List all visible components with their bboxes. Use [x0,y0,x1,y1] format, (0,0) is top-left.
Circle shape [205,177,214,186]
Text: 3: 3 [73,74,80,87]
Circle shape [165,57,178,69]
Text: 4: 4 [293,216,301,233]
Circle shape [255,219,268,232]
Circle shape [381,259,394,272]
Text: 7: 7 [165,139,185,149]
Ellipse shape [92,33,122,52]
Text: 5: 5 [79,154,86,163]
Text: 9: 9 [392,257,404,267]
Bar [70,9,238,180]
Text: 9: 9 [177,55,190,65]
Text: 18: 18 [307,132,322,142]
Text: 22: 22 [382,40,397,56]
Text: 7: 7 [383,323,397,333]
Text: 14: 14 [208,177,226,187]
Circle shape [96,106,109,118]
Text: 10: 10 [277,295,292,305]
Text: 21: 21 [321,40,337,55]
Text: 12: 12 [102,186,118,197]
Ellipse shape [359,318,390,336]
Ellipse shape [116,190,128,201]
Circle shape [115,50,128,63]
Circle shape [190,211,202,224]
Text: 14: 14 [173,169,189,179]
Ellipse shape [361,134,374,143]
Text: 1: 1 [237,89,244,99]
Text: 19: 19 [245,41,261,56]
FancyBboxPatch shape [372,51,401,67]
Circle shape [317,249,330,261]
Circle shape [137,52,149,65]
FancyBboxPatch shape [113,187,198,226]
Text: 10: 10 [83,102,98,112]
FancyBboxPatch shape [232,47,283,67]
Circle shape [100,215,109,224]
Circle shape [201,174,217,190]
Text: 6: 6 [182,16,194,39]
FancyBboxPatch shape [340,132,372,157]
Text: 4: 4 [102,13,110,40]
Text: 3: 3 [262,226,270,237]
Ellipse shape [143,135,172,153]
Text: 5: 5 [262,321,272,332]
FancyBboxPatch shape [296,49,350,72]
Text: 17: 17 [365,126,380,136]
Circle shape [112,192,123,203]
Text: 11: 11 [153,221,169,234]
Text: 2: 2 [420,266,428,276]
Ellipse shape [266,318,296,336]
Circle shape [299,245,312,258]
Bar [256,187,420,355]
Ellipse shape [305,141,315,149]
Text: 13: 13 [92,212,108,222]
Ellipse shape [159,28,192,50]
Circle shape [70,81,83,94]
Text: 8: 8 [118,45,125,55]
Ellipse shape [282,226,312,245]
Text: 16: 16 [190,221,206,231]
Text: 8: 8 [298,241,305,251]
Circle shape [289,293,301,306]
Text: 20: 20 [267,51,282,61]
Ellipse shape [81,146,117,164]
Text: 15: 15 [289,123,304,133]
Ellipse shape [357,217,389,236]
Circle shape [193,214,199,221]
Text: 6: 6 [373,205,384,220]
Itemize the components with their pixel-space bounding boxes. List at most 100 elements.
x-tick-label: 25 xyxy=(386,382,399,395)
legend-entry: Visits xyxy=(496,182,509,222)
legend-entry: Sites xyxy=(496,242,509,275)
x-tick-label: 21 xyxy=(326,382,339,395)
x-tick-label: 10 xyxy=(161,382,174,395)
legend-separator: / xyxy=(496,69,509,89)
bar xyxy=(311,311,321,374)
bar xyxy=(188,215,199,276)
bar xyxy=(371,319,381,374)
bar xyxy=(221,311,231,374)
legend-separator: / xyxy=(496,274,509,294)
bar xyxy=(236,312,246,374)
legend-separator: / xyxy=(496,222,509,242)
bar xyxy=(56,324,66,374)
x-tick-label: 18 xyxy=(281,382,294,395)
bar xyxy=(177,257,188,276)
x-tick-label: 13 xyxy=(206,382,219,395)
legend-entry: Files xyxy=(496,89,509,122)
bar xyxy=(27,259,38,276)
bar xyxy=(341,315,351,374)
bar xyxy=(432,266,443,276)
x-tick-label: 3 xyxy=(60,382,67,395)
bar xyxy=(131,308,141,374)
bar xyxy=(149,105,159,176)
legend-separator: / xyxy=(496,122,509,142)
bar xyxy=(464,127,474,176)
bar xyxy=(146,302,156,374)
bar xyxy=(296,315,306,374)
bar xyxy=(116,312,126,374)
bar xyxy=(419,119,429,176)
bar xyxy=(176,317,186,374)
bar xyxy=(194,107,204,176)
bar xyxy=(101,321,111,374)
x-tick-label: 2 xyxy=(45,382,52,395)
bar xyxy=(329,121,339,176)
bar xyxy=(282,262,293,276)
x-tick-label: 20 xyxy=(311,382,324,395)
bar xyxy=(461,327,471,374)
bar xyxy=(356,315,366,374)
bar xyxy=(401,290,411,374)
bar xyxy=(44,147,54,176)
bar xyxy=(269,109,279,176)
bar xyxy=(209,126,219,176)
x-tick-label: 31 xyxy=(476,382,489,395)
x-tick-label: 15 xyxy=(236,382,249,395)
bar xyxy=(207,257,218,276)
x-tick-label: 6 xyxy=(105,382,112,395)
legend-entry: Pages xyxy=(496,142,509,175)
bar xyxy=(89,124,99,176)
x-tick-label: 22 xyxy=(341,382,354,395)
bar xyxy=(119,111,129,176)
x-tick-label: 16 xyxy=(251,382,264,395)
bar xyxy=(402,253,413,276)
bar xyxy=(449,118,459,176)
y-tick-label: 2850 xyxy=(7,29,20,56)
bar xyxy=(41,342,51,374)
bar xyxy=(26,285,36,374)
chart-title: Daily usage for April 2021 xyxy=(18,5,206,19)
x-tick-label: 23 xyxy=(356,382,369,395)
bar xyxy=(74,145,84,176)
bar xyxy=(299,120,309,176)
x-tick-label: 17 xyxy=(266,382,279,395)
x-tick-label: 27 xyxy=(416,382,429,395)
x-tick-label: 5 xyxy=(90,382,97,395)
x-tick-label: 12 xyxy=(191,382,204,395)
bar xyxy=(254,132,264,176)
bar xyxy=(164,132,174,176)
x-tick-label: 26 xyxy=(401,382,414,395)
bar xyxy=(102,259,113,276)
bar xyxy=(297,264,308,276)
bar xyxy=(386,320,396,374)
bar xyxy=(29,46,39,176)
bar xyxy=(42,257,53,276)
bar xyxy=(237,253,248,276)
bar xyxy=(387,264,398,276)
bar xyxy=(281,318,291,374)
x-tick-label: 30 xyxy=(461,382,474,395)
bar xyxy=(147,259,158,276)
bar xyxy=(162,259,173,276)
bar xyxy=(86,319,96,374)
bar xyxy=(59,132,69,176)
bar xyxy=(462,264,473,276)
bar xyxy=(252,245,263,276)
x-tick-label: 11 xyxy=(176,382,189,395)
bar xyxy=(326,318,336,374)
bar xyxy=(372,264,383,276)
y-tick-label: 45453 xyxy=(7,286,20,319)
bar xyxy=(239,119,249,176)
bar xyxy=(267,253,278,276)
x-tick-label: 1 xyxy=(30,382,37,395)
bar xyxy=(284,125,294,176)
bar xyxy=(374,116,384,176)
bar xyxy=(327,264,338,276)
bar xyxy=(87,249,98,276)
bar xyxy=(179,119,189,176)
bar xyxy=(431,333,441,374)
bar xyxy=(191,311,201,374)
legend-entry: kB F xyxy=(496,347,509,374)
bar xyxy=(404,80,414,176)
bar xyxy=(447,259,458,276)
══════════════════════════════
● **YOUR TASK**: Turn every line of the entries above into a row of a Markdown table, leaving out blank lines. Put a running number in a column headed Row and the line itself in a column headed Line.

● **ANSWER FOR THIS EXERCISE**:
| Row | Line |
|---|---|
| 1 | List all visible components with their bboxes. Use [x0,y0,x1,y1] format, (0,0) is top-left. |
| 2 | Circle shape [205,177,214,186] |
| 3 | Text: 3: 3 [73,74,80,87] |
| 4 | Circle shape [165,57,178,69] |
| 5 | Text: 4: 4 [293,216,301,233] |
| 6 | Circle shape [255,219,268,232] |
| 7 | Circle shape [381,259,394,272] |
| 8 | Text: 7: 7 [165,139,185,149] |
| 9 | Ellipse shape [92,33,122,52] |
| 10 | Text: 5: 5 [79,154,86,163] |
| 11 | Text: 9: 9 [392,257,404,267] |
| 12 | Bar [70,9,238,180] |
| 13 | Text: 9: 9 [177,55,190,65] |
| 14 | Text: 18: 18 [307,132,322,142] |
| 15 | Text: 22: 22 [382,40,397,56] |
| 16 | Text: 7: 7 [383,323,397,333] |
| 17 | Text: 14: 14 [208,177,226,187] |
| 18 | Circle shape [96,106,109,118] |
| 19 | Text: 10: 10 [277,295,292,305] |
| 20 | Text: 21: 21 [321,40,337,55] |
| 21 | Text: 12: 12 [102,186,118,197] |
| 22 | Ellipse shape [359,318,390,336] |
| 23 | Ellipse shape [116,190,128,201] |
| 24 | Circle shape [115,50,128,63] |
| 25 | Circle shape [190,211,202,224] |
| 26 | Text: 14: 14 [173,169,189,179] |
| 27 | Ellipse shape [361,134,374,143] |
| 28 | Text: 1: 1 [237,89,244,99] |
| 29 | Text: 19: 19 [245,41,261,56] |
| 30 | FancyBboxPatch shape [372,51,401,67] |
| 31 | Circle shape [317,249,330,261] |
| 32 | Circle shape [137,52,149,65] |
| 33 | FancyBboxPatch shape [113,187,198,226] |
| 34 | Text: 10: 10 [83,102,98,112] |
| 35 | FancyBboxPatch shape [232,47,283,67] |
| 36 | Circle shape [100,215,109,224] |
| 37 | Circle shape [201,174,217,190] |
| 38 | Text: 6: 6 [182,16,194,39] |
| 39 | FancyBboxPatch shape [340,132,372,157] |
| 40 | Text: 4: 4 [102,13,110,40] |
| 41 | Text: 3: 3 [262,226,270,237] |
| 42 | Ellipse shape [143,135,172,153] |
| 43 | Text: 5: 5 [262,321,272,332] |
| 44 | FancyBboxPatch shape [296,49,350,72] |
| 45 | Text: 17: 17 [365,126,380,136] |
| 46 | Circle shape [112,192,123,203] |
| 47 | Text: 11: 11 [153,221,169,234] |
| 48 | Text: 2: 2 [420,266,428,276] |
| 49 | Ellipse shape [266,318,296,336] |
| 50 | Circle shape [299,245,312,258] |
| 51 | Bar [256,187,420,355] |
| 52 | Ellipse shape [305,141,315,149] |
| 53 | Text: 13: 13 [92,212,108,222] |
| 54 | Ellipse shape [159,28,192,50] |
| 55 | Circle shape [70,81,83,94] |
| 56 | Text: 8: 8 [118,45,125,55] |
| 57 | Ellipse shape [282,226,312,245] |
| 58 | Text: 16: 16 [190,221,206,231] |
| 59 | Text: 8: 8 [298,241,305,251] |
| 60 | Circle shape [289,293,301,306] |
| 61 | Text: 20: 20 [267,51,282,61] |
| 62 | Ellipse shape [81,146,117,164] |
| 63 | Text: 15: 15 [289,123,304,133] |
| 64 | Ellipse shape [357,217,389,236] |
| 65 | Circle shape [193,214,199,221] |
| 66 | Text: 6: 6 [373,205,384,220] |
| 67 | Itemize the components with their pixel-space bounding boxes. List at most 100 elements. |
| 68 | x-tick-label: 25 xyxy=(386,382,399,395) |
| 69 | legend-entry: Visits xyxy=(496,182,509,222) |
| 70 | legend-entry: Sites xyxy=(496,242,509,275) |
| 71 | x-tick-label: 21 xyxy=(326,382,339,395) |
| 72 | x-tick-label: 10 xyxy=(161,382,174,395) |
| 73 | legend-separator: / xyxy=(496,69,509,89) |
| 74 | bar xyxy=(311,311,321,374) |
| 75 | bar xyxy=(188,215,199,276) |
| 76 | bar xyxy=(371,319,381,374) |
| 77 | bar xyxy=(221,311,231,374) |
| 78 | legend-separator: / xyxy=(496,274,509,294) |
| 79 | bar xyxy=(236,312,246,374) |
| 80 | legend-separator: / xyxy=(496,222,509,242) |
| 81 | bar xyxy=(56,324,66,374) |
| 82 | x-tick-label: 18 xyxy=(281,382,294,395) |
| 83 | bar xyxy=(177,257,188,276) |
| 84 | x-tick-label: 13 xyxy=(206,382,219,395) |
| 85 | legend-entry: Files xyxy=(496,89,509,122) |
| 86 | bar xyxy=(27,259,38,276) |
| 87 | bar xyxy=(341,315,351,374) |
| 88 | bar xyxy=(432,266,443,276) |
| 89 | x-tick-label: 3 xyxy=(60,382,67,395) |
| 90 | bar xyxy=(131,308,141,374) |
| 91 | bar xyxy=(149,105,159,176) |
| 92 | legend-separator: / xyxy=(496,122,509,142) |
| 93 | bar xyxy=(464,127,474,176) |
| 94 | bar xyxy=(146,302,156,374) |
| 95 | bar xyxy=(296,315,306,374) |
| 96 | bar xyxy=(116,312,126,374) |
| 97 | bar xyxy=(419,119,429,176) |
| 98 | bar xyxy=(176,317,186,374) |
| 99 | bar xyxy=(194,107,204,176) |
| 100 | bar xyxy=(101,321,111,374) |
| 101 | x-tick-label: 2 xyxy=(45,382,52,395) |
| 102 | bar xyxy=(329,121,339,176) |
| 103 | bar xyxy=(282,262,293,276) |
| 104 | x-tick-label: 20 xyxy=(311,382,324,395) |
| 105 | bar xyxy=(461,327,471,374) |
| 106 | bar xyxy=(356,315,366,374) |
| 107 | bar xyxy=(401,290,411,374) |
| 108 | bar xyxy=(44,147,54,176) |
| 109 | bar xyxy=(269,109,279,176) |
| 110 | bar xyxy=(209,126,219,176) |
| 111 | x-tick-label: 31 xyxy=(476,382,489,395) |
| 112 | x-tick-label: 15 xyxy=(236,382,249,395) |
| 113 | bar xyxy=(207,257,218,276) |
| 114 | x-tick-label: 6 xyxy=(105,382,112,395) |
| 115 | legend-entry: Pages xyxy=(496,142,509,175) |
| 116 | bar xyxy=(89,124,99,176) |
| 117 | x-tick-label: 22 xyxy=(341,382,354,395) |
| 118 | bar xyxy=(119,111,129,176) |
| 119 | x-tick-label: 16 xyxy=(251,382,264,395) |
| 120 | bar xyxy=(402,253,413,276) |
| 121 | bar xyxy=(449,118,459,176) |
| 122 | y-tick-label: 2850 xyxy=(7,29,20,56) |
| 123 | bar xyxy=(41,342,51,374) |
| 124 | bar xyxy=(26,285,36,374) |
| 125 | chart-title: Daily usage for April 2021 xyxy=(18,5,206,19) |
| 126 | x-tick-label: 23 xyxy=(356,382,369,395) |
| 127 | bar xyxy=(74,145,84,176) |
| 128 | bar xyxy=(299,120,309,176) |
| 129 | x-tick-label: 17 xyxy=(266,382,279,395) |
| 130 | x-tick-label: 27 xyxy=(416,382,429,395) |
| 131 | x-tick-label: 5 xyxy=(90,382,97,395) |
| 132 | x-tick-label: 12 xyxy=(191,382,204,395) |
| 133 | bar xyxy=(254,132,264,176) |
| 134 | bar xyxy=(164,132,174,176) |
| 135 | x-tick-label: 26 xyxy=(401,382,414,395) |
| 136 | bar xyxy=(102,259,113,276) |
| 137 | bar xyxy=(297,264,308,276) |
| 138 | bar xyxy=(386,320,396,374) |
| 139 | bar xyxy=(29,46,39,176) |
| 140 | bar xyxy=(42,257,53,276) |
| 141 | bar xyxy=(237,253,248,276) |
| 142 | bar xyxy=(387,264,398,276) |
| 143 | bar xyxy=(281,318,291,374) |
| 144 | x-tick-label: 30 xyxy=(461,382,474,395) |
| 145 | bar xyxy=(147,259,158,276) |
| 146 | bar xyxy=(162,259,173,276) |
| 147 | bar xyxy=(86,319,96,374) |
| 148 | bar xyxy=(59,132,69,176) |
| 149 | bar xyxy=(462,264,473,276) |
| 150 | bar xyxy=(252,245,263,276) |
| 151 | x-tick-label: 11 xyxy=(176,382,189,395) |
| 152 | bar xyxy=(326,318,336,374) |
| 153 | bar xyxy=(372,264,383,276) |
| 154 | y-tick-label: 45453 xyxy=(7,286,20,319) |
| 155 | bar xyxy=(239,119,249,176) |
| 156 | bar xyxy=(267,253,278,276) |
| 157 | x-tick-label: 1 xyxy=(30,382,37,395) |
| 158 | bar xyxy=(284,125,294,176) |
| 159 | bar xyxy=(374,116,384,176) |
| 160 | bar xyxy=(327,264,338,276) |
| 161 | bar xyxy=(87,249,98,276) |
| 162 | bar xyxy=(179,119,189,176) |
| 163 | bar xyxy=(431,333,441,374) |
| 164 | bar xyxy=(191,311,201,374) |
| 165 | legend-entry: kB F xyxy=(496,347,509,374) |
| 166 | bar xyxy=(404,80,414,176) |
| 167 | bar xyxy=(447,259,458,276) |